Le sexe devant la loi
Le 20/04/2009
Avons-nous tous les droits quant il s’agit de sexe ? Quel est le champ d’action de la loi en ce qui concerne nos ébats ? Le droit est-il l’allié de la morale ? Plutôt qu’être prise au dépourvu, voici quelques réponses aux questions les plus courantes et qui peuvent toutes nous concerner. Mieux vaut être prévenue de ses droits que se faire verbaliser pour quelques pulsions mal réfrénées. Mais après tout, c’est peut-être justement cette soif d’interdit et de transgression qui nous donne ce petit frisson supplémentaire… Alors si vous voulez prendre des risques, ce sera en connaissance de cause !
Entre personnes majeures et consentantes, la loi permet-elle de tout faire ?
Oui. Le principe est la liberté. Mais cette liberté est très surveillée.

● DONNÉES EXTRAITES
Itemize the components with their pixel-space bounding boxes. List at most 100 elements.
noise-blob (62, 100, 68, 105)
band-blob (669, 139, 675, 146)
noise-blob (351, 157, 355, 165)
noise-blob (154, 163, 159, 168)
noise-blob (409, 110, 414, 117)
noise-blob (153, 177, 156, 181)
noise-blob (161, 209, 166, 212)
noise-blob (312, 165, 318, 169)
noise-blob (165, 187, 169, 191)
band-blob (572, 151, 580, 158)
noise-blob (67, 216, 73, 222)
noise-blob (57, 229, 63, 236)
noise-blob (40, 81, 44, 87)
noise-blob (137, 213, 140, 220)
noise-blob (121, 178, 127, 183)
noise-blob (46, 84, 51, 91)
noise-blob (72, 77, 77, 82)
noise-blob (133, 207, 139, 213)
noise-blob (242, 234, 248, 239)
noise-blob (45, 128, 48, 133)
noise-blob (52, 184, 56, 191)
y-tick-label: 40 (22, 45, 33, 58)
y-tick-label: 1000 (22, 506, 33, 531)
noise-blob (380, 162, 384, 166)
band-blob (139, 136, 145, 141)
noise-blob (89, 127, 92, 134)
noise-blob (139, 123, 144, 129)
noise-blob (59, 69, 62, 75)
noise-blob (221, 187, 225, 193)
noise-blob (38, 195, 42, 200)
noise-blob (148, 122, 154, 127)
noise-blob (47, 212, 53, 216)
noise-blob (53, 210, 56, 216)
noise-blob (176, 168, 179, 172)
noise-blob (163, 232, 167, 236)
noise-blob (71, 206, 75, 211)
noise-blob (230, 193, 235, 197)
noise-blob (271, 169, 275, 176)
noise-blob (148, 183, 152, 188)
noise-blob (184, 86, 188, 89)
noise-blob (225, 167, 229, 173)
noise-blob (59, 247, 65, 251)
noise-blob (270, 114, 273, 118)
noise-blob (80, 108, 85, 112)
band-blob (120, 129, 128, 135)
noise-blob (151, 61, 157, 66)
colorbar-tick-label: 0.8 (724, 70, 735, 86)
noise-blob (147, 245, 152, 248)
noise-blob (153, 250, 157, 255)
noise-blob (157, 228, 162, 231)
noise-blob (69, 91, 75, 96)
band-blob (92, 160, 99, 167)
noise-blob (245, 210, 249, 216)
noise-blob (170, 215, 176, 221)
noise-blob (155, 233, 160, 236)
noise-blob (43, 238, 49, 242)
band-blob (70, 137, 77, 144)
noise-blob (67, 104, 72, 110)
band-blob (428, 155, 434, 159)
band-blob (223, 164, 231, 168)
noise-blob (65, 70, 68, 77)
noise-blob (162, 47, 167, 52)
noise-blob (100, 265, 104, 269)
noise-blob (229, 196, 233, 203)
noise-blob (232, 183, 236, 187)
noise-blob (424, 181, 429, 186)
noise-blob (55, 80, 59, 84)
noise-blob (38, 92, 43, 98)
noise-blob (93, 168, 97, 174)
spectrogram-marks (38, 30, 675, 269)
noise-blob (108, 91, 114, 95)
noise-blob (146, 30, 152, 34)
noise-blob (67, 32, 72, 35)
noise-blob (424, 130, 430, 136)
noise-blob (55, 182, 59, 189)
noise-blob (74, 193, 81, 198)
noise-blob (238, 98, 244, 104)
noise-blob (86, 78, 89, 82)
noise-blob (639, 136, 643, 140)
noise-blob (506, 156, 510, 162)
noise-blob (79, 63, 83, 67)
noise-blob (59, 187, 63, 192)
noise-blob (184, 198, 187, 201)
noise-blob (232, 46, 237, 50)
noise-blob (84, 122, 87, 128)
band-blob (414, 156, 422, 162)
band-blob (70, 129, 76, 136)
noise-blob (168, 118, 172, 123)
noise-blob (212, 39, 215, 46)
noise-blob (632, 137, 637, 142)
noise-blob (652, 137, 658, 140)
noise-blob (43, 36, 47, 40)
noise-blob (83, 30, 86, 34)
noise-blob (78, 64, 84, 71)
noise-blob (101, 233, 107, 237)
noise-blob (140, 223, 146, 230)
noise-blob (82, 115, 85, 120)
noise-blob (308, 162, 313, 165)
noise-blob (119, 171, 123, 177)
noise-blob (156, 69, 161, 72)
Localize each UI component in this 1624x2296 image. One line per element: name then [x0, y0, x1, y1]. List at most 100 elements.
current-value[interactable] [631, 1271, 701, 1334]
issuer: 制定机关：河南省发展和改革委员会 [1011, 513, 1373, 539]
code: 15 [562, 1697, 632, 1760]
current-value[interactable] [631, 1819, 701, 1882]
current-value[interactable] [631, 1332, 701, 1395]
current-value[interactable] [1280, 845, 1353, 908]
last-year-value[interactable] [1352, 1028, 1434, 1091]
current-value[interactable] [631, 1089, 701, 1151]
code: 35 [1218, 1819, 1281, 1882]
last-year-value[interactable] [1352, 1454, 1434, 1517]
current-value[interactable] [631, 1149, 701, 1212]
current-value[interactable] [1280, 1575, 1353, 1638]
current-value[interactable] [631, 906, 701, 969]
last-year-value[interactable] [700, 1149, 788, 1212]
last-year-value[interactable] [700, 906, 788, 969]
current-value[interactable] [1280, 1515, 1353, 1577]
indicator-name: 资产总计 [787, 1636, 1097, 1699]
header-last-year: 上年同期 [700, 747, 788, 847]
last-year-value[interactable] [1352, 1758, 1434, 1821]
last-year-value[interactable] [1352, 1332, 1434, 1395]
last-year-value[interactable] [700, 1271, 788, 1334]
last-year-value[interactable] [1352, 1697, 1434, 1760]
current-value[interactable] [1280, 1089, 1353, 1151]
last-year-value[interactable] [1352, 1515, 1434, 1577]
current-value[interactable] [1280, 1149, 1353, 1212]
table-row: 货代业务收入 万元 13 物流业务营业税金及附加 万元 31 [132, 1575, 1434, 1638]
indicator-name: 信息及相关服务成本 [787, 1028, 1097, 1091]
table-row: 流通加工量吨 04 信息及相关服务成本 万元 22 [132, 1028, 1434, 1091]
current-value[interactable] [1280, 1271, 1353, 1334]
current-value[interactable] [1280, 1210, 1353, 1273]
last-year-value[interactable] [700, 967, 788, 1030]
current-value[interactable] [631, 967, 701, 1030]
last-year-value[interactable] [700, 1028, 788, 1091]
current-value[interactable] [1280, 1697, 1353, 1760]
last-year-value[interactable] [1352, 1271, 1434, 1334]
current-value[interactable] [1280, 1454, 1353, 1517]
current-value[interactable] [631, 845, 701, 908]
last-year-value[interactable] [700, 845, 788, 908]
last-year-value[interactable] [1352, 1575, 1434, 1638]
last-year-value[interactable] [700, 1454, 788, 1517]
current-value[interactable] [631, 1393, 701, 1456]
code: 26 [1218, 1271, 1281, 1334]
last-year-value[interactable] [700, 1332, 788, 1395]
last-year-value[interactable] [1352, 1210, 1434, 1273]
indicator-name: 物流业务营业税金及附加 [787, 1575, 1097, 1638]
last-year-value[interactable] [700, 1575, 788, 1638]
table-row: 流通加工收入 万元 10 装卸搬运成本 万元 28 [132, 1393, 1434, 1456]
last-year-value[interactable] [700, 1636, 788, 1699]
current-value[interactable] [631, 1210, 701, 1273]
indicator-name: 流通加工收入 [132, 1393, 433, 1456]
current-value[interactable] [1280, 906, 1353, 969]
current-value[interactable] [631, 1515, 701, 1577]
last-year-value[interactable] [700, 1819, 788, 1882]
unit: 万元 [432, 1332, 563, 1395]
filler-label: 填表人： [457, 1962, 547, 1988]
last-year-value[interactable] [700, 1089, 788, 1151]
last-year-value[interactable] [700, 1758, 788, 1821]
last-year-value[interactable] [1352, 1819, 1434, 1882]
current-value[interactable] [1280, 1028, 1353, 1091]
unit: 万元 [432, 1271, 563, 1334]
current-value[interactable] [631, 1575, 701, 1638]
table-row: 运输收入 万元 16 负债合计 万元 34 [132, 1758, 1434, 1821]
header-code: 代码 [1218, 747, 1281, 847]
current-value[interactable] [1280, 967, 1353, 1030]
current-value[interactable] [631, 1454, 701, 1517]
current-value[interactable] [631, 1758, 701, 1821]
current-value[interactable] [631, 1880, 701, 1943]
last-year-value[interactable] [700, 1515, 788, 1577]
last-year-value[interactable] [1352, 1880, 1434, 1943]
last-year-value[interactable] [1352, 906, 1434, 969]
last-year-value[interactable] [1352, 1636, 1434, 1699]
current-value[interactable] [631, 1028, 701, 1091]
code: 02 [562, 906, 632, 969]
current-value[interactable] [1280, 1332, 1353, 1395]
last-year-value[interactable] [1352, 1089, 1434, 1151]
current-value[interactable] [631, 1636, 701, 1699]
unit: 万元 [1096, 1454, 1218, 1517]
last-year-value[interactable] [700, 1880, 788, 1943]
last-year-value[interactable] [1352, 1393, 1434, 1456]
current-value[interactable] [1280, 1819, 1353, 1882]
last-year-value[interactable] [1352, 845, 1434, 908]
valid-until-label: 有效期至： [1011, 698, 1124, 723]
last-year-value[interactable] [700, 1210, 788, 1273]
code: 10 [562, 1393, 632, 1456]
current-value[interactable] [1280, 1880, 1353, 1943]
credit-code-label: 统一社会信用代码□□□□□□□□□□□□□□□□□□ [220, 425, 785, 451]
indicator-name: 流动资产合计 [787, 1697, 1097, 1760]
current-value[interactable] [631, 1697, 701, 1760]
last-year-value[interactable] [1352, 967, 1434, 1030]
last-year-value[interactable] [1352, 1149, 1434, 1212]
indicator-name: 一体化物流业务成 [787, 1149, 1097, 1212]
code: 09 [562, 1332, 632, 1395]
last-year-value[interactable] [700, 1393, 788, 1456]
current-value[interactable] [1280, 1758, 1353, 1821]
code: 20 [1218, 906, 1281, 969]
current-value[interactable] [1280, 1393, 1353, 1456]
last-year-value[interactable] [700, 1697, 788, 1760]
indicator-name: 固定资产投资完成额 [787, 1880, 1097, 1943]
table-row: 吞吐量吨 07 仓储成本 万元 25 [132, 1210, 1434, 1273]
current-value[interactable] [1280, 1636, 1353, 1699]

● ÉNONCÉ
Réécrivez le passage du texte sur le sexe et la loi qui débute aux mots « Le sexe devant » et s'arrête après « est très surveillée. », en remplaçant partout « liberté » par « tolérance ».

● SOLUTION PROPOSÉE
Le sexe devant la loi
Le 20/04/2009
Avons-nous tous les droits quant il s’agit de sexe ? Quel est le champ d’action de la loi en ce qui concerne nos ébats ? Le droit est-il l’allié de la morale ? Plutôt qu’être prise au dépourvu, voici quelques réponses aux questions les plus courantes et qui peuvent toutes nous concerner. Mieux vaut être prévenue de ses droits que se faire verbaliser pour quelques pulsions mal réfrénées. Mais après tout, c’est peut-être justement cette soif d’interdit et de transgression qui nous donne ce petit frisson supplémentaire… Alors si vous voulez prendre des risques, ce sera en connaissance de cause !
Entre personnes majeures et consentantes, la loi permet-elle de tout faire ?
Oui. Le principe est la tolérance. Mais cette tolérance est très surveillée.